[Problem statement]
Find every line in the records that holds the string "symptoms". Copy each one.

Records from a collection:
╔══

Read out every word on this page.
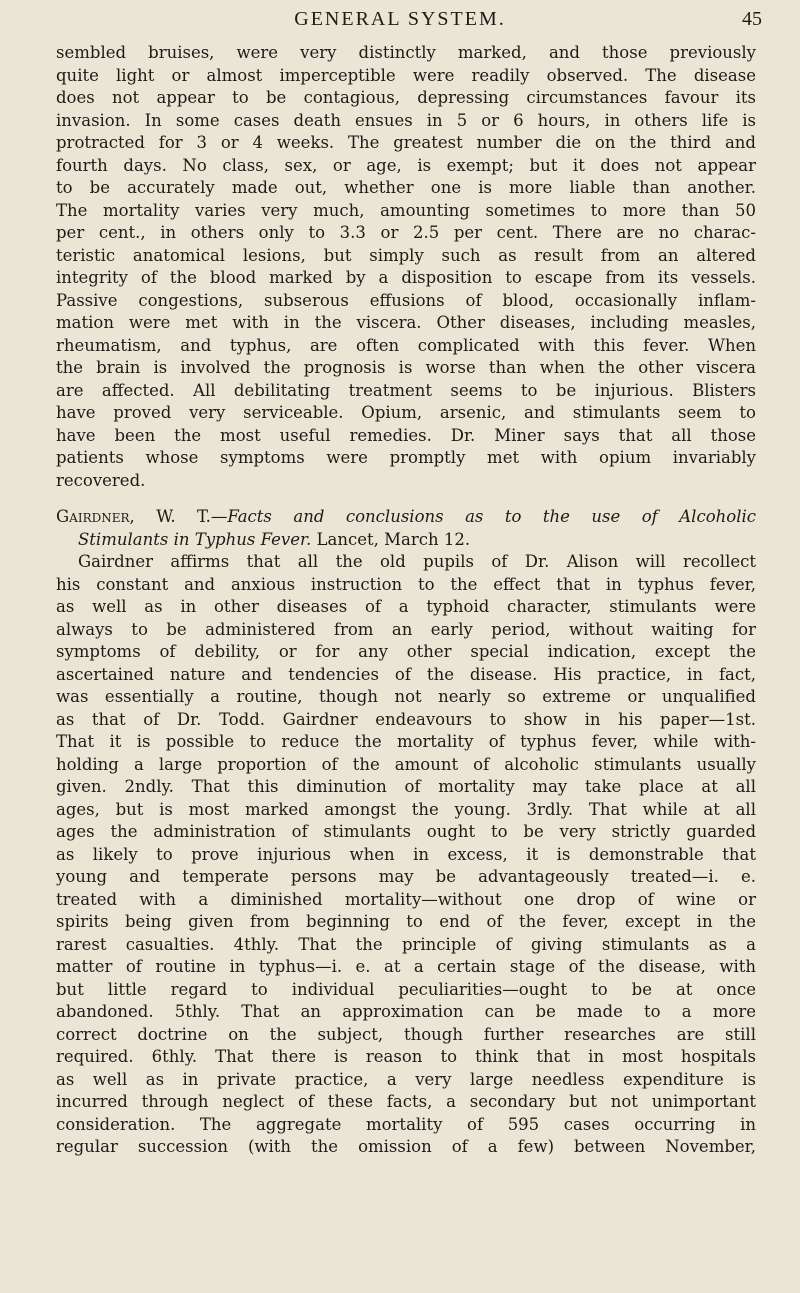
GENERAL SYSTEM.	45
sembled bruises, were very distinctly marked, and those previously
quite light or almost imperceptible were readily observed. The disease
does not appear to be contagious, depressing circumstances favour its
invasion. In some cases death ensues in 5 or 6 hours, in others life is
protracted for 3 or 4 weeks. The greatest number die on the third and
fourth days. No class, sex, or age, is exempt; but it does not appear
to be accurately made out, whether one is more liable than another.
The mortality varies very much, amounting sometimes to more than 50
per cent., in others only to 3.3 or 2.5 per cent. There are no charac-
teristic anatomical lesions, but simply such as result from an altered
integrity of the blood marked by a disposition to escape from its vessels.
Passive congestions, subserous effusions of blood, occasionally inflam-
mation were met with in the viscera. Other diseases, including measles,
rheumatism, and typhus, are often complicated with this fever. When
the brain is involved the prognosis is worse than when the other viscera
are affected. All debilitating treatment seems to be injurious. Blisters
have proved very serviceable. Opium, arsenic, and stimulants seem to
have been the most useful remedies. Dr. Miner says that all those
patients whose symptoms were promptly met with opium invariably
recovered.
Gairdner, W. T.—Facts and conclusions as to the use of Alcoholic
Stimulants in Typhus Fever. Lancet, March 12.
Gairdner affirms that all the old pupils of Dr. Alison will recollect
his constant and anxious instruction to the effect that in typhus fever,
as well as in other diseases of a typhoid character, stimulants were
always to be administered from an early period, without waiting for
symptoms of debility, or for any other special indication, except the
ascertained nature and tendencies of the disease. His practice, in fact,
was essentially a routine, though not nearly so extreme or unqualified
as that of Dr. Todd. Gairdner endeavours to show in his paper—1st.
That it is possible to reduce the mortality of typhus fever, while with-
holding a large proportion of the amount of alcoholic stimulants usually
given. 2ndly. That this diminution of mortality may take place at all
ages, but is most marked amongst the young. 3rdly. That while at all
ages the administration of stimulants ought to be very strictly guarded
as likely to prove injurious when in excess, it is demonstrable that
young and temperate persons may be advantageously treated—i. e.
treated with a diminished mortality—without one drop of wine or
spirits being given from beginning to end of the fever, except in the
rarest casualties. 4thly. That the principle of giving stimulants as a
matter of routine in typhus—i. e. at a certain stage of the disease, with
but little regard to individual peculiarities—ought to be at once
abandoned. 5thly. That an approximation can be made to a more
correct doctrine on the subject, though further researches are still
required. 6thly. That there is reason to think that in most hospitals
as well as in private practice, a very large needless expenditure is
incurred through neglect of these facts, a secondary but not unimportant
consideration. The aggregate mortality of 595 cases occurring in
regular succession (with the omission of a few) between November,
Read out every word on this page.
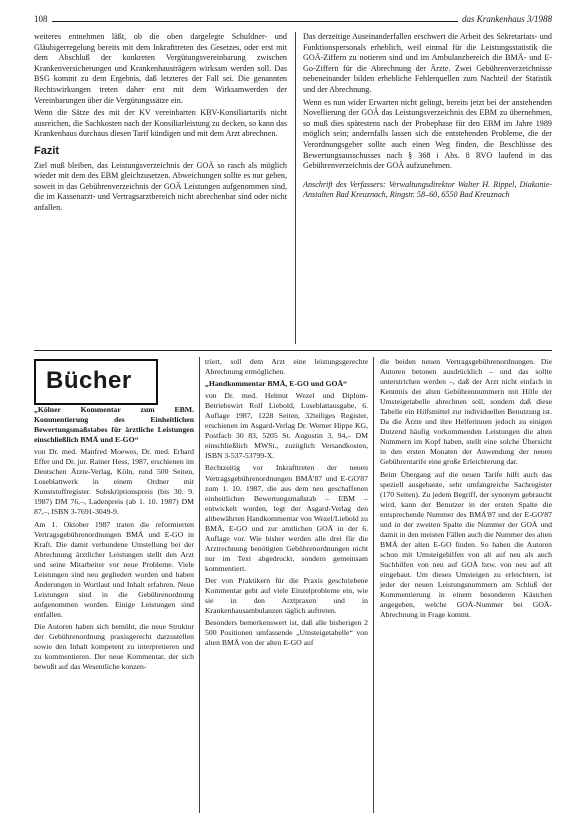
108	das Krankenhaus 3/1988

weiteres entnehmen läßt, ob die oben dargelegte Schuldner- und Gläubigerregelung bereits mit dem Inkrafttreten des Gesetzes, oder erst mit dem Abschluß der konkreten Vergütungsvereinbarung zwischen Krankenversicherungen und Krankenhausträgern wirksam werden soll. Das BSG kommt zu dem Ergebnis, daß letzteres der Fall sei. Die genannten Rechtswirkungen treten daher erst mit dem Wirksamwerden der Vereinbarungen über die Vergütungssätze ein.

Wenn die Sätze des mit der KV vereinbarten KBV-Konsiliartarifs nicht ausreichen, die Sachkosten nach der Konsiliarleistung zu decken, so kann das Krankenhaus durchaus diesen Tarif kündigen und mit dem Arzt abrechnen.

Fazit

Ziel muß bleiben, das Leistungsverzeichnis der GOÄ so rasch als möglich wieder mit dem des EBM gleichzusetzen. Abweichungen sollte es nur geben, soweit in das Gebührenverzeichnis der GOÄ Leistungen aufgenommen sind, die im Kassenarzt- und Vertragsarztbereich nicht abrechenbar sind oder nicht anfallen.

Das derzeitige Auseinanderfallen erschwert die Arbeit des Sekretariats- und Funktionspersonals erheblich, weil einmal für die Leistungsstatistik die GOÄ-Ziffern zu notieren sind und im Ambulanzbereich die BMÄ- und E-Go-Ziffern für die Abrechnung der Ärzte. Zwei Gebührenverzeichnisse nebeneinander bilden erhebliche Fehlerquellen zum Nachteil der Statistik und der Abrechnung.

Wenn es nun wider Erwarten nicht gelingt, bereits jetzt bei der anstehenden Novellierung der GOÄ das Leistungsverzeichnis des EBM zu übernehmen, so muß dies spätestens nach der Probephase für den EBM im Jahre 1989 möglich sein; andernfalls lassen sich die entstehenden Probleme, die der Verordnungsgeber sollte auch einen Weg finden, die Beschlüsse des Bewertungsausschusses nach § 368 i Abs. 8 RVO laufend in das Gebührenverzeichnis der GOÄ aufzunehmen.

Anschrift des Verfassers: Verwaltungsdirektor Walter H. Rippel, Diakonie-Anstalten Bad Kreuznach, Ringstr. 58–60, 6550 Bad Kreuznach

Bücher

„Kölner Kommentar zum EBM. Kommentierung des Einheitlichen Bewertungsmaßstabes für ärztliche Leistungen einschließlich BMÄ und E-GO“

von Dr. med. Manfred Moewes, Dr. med. Erhard Effer und Dr. jur. Rainer Hess, 1987, erschienen im Deutschen Ärzte-Verlag, Köln, rund 500 Seiten, Loseblattwerk in einem Ordner mit Kunststoffregister. Subskriptionspreis (bis 30. 9. 1987) DM 76,–, Ladenpreis (ab 1. 10. 1987) DM 87,–, ISBN 3-7691-3049-9.

Am 1. Oktober 1987 traten die reformierten Vertragsgebührenordnungen BMÄ und E-GO in Kraft. Die damit verbundene Umstellung bei der Abrechnung ärztlicher Leistungen stellt den Arzt und seine Mitarbeiter vor neue Probleme. Viele Leistungen sind neu gegliedert worden und haben Änderungen in Wortlaut und Inhalt erfahren. Neue Leistungen sind in die Gebührenordnung aufgenommen worden. Einige Leistungen sind entfallen.

Die Autoren haben sich bemüht, die neue Struktur der Gebührenordnung praxisgerecht darzustellen sowie den Inhalt kompetent zu interpretieren und zu kommentieren. Der neue Kommentar, der sich bewußt auf das Wesentliche konzen-

triert, soll dem Arzt eine leistungsgerechte Abrechnung ermöglichen.

„Handkommentar BMÄ, E-GO und GOÄ“

von Dr. med. Helmut Wezel und Diplom-Betriebswirt Rolf Liebold, Loseblattausgabe, 6. Auflage 1987, 1228 Seiten, 32teiliges Register, erschienen im Asgard-Verlag Dr. Werner Hippe KG, Postfach 30 83, 5205 St. Augustin 3, 94,– DM einschließlich MWSt., zuzüglich Versandkosten, ISBN 3-537-53799-X.

Rechtzeitig vor Inkrafttreten der neuen Vertragsgebührenordnungen BMÄ'87 und E-GO'87 zum 1. 10. 1987, die aus dem neu geschaffenen einheitlichen Bewertungsmaßstab – EBM – entwickelt wurden, legt der Asgard-Verlag den altbewährten Handkommentar von Wezel/Liebold zu BMÄ, E-GO und zur amtlichen GOÄ in der 6. Auflage vor. Wie bisher werden alle drei für die Arztrechnung benötigten Gebührenordnungen nicht nur im Text abgedruckt, sondern gemeinsam kommentiert.

Der von Praktikern für die Praxis geschriebene Kommentar geht auf viele Einzelprobleme ein, wie sie in den Arztpraxen und in Krankenhausambulanzen täglich auftreten.

Besonders bemerkenswert ist, daß alle bisherigen 2 500 Positionen umfassende „Umsteigetabelle“ von alten BMÄ von der alten E-GO auf

die beiden neuen Vertragsgebührenordnungen. Die Autoren betonen ausdrücklich – und das sollte unterstrichen werden –, daß der Arzt nicht einfach in Kenntnis der alten Gebührennummern mit Hilfe der Umsteigetabelle abrechnen soll, sondern daß diese Tabelle ein Hilfsmittel zur individuellen Benutzung ist. Da die Ärzte und ihre Helferinnen jedoch zu einigen Dutzend häufig vorkommenden Leistungen die alten Nummern im Kopf haben, stellt eine solche Übersicht in den ersten Monaten der Anwendung der neuen Gebührentarife eine große Erleichterung dar.

Beim Übergang auf die neuen Tarife hilft auch das speziell ausgebaute, sehr umfangreiche Sachregister (170 Seiten). Zu jedem Begriff, der synonym gebraucht wird, kann der Benutzer in der ersten Spalte die entsprechende Nummer des BMÄ'87 und der E-GO'87 und in der zweiten Spalte die Nummer der GOÄ und damit in den meisten Fällen auch die Nummer des alten BMÄ der alten E-GO finden. So haben die Autoren schon mit Umsteigehilfen von alt auf neu als auch Suchhilfen von neu auf GOÄ bzw. von neu auf alt eingebaut. Um dieses Umsteigen zu erleichtern, ist jeder der neuen Leistungsnummern am Schluß der Kommentierung in einem besonderen Kästchen angegeben, welche GOÄ-Nummer bei GOÄ-Abrechnung in Frage kommt.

╚══

[Reply to the exercise]
patients whose symptoms were promptly met with opium invariably
symptoms of debility, or for any other special indication, except the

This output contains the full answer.